Records excerpted from a collection:
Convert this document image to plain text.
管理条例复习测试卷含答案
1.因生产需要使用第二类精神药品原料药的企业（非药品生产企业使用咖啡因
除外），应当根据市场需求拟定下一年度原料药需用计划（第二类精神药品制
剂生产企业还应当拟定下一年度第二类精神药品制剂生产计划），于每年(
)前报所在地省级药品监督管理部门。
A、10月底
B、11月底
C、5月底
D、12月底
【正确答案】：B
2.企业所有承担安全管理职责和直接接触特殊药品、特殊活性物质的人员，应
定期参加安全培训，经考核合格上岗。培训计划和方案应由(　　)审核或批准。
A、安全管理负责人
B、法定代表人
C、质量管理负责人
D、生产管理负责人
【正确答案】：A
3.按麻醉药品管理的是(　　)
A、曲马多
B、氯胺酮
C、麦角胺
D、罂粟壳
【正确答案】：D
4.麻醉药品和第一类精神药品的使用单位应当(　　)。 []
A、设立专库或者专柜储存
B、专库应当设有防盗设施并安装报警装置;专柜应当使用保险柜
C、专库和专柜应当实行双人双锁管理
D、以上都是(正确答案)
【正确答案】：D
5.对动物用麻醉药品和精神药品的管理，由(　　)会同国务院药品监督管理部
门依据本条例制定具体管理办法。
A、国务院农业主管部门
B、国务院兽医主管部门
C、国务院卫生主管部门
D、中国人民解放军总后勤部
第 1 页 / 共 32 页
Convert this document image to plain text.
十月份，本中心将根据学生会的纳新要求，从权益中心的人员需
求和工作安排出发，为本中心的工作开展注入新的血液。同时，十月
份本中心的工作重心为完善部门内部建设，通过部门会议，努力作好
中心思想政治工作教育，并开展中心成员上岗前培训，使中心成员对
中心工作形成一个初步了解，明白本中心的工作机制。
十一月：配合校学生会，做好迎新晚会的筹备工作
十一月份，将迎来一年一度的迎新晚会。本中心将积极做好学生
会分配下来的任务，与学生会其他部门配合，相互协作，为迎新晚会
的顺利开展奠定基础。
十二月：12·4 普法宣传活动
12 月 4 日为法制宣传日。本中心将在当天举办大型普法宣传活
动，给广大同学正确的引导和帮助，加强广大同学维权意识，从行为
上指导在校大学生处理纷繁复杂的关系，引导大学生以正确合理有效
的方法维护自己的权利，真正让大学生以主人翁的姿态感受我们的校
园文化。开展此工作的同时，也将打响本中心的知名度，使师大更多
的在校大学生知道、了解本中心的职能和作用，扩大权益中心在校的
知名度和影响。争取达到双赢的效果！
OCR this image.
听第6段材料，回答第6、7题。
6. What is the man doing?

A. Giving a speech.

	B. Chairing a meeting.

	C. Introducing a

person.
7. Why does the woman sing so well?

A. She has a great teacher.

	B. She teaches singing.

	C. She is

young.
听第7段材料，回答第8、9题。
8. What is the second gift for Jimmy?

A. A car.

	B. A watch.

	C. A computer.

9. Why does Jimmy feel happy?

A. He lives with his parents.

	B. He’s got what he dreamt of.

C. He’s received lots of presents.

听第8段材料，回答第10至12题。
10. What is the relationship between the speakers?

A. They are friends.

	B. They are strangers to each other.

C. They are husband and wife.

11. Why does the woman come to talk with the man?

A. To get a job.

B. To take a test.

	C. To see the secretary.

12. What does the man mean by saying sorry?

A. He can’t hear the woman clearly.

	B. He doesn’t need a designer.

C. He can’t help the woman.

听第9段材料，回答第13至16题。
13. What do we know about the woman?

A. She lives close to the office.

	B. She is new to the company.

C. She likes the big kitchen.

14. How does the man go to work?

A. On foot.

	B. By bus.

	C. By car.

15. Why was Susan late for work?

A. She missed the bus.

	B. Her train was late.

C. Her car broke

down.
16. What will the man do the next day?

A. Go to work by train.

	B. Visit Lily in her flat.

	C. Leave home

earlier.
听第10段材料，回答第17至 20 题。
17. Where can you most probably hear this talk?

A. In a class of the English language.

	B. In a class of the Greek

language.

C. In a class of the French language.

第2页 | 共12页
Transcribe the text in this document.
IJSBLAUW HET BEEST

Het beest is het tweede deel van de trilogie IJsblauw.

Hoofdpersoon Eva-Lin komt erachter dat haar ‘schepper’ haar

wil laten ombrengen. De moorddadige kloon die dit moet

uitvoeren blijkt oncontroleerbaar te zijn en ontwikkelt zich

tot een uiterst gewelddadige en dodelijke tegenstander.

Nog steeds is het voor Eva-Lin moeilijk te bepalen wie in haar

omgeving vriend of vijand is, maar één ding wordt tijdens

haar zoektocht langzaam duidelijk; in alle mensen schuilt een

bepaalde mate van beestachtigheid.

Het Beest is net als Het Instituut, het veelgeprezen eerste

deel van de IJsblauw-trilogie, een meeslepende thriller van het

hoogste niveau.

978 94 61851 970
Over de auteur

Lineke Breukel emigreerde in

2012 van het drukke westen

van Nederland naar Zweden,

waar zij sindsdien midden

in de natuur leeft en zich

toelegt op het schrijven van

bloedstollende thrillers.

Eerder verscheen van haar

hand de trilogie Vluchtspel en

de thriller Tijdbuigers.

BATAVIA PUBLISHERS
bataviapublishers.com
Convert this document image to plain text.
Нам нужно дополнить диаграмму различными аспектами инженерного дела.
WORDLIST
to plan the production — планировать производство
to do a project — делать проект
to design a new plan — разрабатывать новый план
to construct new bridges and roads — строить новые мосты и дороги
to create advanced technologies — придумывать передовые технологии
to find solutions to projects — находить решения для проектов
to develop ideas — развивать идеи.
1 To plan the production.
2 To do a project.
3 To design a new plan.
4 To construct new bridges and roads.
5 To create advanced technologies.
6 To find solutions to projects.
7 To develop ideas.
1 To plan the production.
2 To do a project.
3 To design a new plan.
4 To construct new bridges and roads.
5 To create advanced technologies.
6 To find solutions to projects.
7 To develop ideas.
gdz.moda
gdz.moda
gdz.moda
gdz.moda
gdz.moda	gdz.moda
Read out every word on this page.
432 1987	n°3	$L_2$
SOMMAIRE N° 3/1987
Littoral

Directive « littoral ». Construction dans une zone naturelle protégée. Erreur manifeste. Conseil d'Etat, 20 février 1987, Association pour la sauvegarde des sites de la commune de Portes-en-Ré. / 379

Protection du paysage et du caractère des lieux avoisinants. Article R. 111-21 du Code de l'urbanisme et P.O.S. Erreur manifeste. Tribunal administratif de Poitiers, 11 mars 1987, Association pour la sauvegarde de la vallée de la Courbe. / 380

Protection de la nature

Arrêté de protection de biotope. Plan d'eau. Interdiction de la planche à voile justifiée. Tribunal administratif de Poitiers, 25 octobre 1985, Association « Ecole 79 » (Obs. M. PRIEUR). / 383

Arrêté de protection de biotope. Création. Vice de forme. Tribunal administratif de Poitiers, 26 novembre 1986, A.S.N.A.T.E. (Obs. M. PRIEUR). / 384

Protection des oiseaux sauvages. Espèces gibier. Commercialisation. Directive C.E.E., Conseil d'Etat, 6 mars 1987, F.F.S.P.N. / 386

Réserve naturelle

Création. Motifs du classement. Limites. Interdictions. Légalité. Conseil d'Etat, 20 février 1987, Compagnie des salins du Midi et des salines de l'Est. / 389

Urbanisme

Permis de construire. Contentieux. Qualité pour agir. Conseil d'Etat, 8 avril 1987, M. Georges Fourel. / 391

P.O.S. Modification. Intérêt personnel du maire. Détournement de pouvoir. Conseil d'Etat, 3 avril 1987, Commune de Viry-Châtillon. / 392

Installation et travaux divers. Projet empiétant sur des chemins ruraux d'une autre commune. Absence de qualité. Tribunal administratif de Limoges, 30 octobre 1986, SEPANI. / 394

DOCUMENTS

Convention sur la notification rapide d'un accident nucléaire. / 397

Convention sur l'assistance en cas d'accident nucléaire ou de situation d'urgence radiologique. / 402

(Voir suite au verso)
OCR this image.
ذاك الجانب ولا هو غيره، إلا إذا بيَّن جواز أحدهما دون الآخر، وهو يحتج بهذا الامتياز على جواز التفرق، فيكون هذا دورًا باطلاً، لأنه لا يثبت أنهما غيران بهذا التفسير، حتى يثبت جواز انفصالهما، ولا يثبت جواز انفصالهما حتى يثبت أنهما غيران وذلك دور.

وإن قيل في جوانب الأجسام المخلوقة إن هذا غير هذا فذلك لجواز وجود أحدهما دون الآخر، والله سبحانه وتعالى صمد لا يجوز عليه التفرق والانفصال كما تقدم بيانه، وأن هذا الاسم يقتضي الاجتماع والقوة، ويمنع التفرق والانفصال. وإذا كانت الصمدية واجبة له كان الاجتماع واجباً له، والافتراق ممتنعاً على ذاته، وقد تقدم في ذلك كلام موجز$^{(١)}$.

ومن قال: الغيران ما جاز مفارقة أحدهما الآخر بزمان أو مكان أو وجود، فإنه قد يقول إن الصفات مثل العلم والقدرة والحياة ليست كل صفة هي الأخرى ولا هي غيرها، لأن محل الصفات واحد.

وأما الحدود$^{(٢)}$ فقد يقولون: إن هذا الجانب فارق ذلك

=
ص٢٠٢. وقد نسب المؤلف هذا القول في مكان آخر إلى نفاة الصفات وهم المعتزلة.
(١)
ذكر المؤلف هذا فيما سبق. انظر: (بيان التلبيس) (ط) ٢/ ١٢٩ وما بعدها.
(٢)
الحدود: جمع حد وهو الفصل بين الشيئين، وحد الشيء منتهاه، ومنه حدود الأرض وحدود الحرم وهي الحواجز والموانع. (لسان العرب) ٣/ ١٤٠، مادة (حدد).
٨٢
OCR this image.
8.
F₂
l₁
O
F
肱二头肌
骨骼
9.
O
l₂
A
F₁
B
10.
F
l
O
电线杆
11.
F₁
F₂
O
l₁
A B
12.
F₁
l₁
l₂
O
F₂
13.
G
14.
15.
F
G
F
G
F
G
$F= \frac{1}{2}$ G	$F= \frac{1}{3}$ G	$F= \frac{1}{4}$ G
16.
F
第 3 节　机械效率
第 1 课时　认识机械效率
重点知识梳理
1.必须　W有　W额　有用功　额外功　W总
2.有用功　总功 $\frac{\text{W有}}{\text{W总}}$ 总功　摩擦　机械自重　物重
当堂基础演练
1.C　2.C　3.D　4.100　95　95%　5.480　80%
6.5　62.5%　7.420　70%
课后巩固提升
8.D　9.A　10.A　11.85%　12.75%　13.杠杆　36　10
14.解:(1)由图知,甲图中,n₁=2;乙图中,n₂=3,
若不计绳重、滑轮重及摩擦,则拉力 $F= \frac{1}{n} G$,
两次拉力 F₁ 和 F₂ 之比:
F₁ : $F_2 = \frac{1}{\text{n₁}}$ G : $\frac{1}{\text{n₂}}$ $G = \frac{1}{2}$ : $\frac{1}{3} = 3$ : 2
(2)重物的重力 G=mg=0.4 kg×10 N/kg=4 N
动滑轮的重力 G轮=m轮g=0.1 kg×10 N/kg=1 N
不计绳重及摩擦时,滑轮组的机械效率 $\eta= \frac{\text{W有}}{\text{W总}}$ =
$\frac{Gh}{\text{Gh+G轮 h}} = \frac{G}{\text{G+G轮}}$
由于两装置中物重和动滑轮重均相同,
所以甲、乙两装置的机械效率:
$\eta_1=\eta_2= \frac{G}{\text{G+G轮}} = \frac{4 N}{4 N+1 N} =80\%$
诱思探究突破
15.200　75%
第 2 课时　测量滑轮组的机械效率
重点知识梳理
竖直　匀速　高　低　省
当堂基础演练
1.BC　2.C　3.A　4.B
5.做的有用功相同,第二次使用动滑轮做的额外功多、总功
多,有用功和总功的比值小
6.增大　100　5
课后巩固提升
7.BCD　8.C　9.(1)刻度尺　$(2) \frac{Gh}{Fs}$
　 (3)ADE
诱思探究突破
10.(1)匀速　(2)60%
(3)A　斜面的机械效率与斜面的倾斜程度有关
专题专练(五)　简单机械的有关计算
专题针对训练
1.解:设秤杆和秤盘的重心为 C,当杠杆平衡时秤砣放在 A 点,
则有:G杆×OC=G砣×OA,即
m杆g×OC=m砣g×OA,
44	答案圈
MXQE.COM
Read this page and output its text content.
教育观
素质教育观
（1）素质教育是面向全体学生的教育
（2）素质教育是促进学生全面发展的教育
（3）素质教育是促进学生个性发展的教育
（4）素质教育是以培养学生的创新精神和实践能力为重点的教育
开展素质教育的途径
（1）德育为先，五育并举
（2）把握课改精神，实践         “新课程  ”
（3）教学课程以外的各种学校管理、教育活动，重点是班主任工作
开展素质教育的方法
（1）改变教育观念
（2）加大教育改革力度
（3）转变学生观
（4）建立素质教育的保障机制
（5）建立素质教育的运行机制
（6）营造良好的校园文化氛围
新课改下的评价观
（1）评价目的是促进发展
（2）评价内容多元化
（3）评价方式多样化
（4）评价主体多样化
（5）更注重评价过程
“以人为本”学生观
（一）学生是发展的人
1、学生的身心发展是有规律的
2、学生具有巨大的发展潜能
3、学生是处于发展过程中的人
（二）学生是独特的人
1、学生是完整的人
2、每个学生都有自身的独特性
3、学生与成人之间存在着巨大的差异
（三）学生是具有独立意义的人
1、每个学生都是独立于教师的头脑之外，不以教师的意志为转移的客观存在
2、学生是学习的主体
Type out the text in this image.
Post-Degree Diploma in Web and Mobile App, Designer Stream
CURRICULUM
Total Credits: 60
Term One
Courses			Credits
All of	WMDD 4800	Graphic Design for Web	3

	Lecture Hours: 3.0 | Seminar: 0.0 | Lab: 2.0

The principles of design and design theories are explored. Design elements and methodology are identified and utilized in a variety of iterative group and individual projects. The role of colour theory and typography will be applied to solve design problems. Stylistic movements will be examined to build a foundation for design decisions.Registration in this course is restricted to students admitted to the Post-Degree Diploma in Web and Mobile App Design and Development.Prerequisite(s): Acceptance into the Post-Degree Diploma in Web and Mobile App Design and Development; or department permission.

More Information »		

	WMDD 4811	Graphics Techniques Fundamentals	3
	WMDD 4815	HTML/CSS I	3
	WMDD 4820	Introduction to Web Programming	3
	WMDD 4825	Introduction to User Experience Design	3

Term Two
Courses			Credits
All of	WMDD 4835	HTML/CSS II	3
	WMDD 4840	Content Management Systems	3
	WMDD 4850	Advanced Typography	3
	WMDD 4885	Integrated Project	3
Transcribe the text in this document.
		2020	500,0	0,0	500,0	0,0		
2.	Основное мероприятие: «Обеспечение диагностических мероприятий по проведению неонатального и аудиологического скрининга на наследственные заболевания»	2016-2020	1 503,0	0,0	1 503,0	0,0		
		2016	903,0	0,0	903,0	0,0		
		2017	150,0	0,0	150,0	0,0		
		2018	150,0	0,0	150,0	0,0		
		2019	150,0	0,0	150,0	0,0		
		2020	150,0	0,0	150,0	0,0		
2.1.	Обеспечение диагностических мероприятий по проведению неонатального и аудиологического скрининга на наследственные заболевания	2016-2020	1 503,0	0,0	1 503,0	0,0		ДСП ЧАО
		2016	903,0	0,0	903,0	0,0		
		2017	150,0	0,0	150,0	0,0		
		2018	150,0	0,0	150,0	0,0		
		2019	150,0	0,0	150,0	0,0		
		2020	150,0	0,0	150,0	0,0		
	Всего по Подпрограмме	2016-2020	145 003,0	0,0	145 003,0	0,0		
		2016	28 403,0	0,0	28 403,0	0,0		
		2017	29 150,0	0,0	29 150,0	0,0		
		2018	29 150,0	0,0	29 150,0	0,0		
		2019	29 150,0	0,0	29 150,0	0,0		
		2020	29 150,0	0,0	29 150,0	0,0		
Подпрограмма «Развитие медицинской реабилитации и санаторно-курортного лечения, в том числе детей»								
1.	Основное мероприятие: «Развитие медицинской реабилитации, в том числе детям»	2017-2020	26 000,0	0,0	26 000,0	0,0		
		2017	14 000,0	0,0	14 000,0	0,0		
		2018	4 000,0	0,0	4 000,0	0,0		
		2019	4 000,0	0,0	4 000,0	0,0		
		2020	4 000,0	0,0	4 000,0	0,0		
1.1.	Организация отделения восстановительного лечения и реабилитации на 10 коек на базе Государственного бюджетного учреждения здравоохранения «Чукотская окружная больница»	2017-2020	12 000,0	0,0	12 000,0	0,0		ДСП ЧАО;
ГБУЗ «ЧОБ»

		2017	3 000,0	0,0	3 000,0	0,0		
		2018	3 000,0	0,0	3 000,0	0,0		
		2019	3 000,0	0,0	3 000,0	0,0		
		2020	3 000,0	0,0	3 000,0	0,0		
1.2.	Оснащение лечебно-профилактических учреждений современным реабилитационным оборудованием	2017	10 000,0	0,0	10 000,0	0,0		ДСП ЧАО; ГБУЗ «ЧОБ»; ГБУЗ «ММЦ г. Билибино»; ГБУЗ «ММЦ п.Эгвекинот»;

What the exercise asks
Say how many lines in the entries contain the string "with", and leave out everything else.

Full answer
2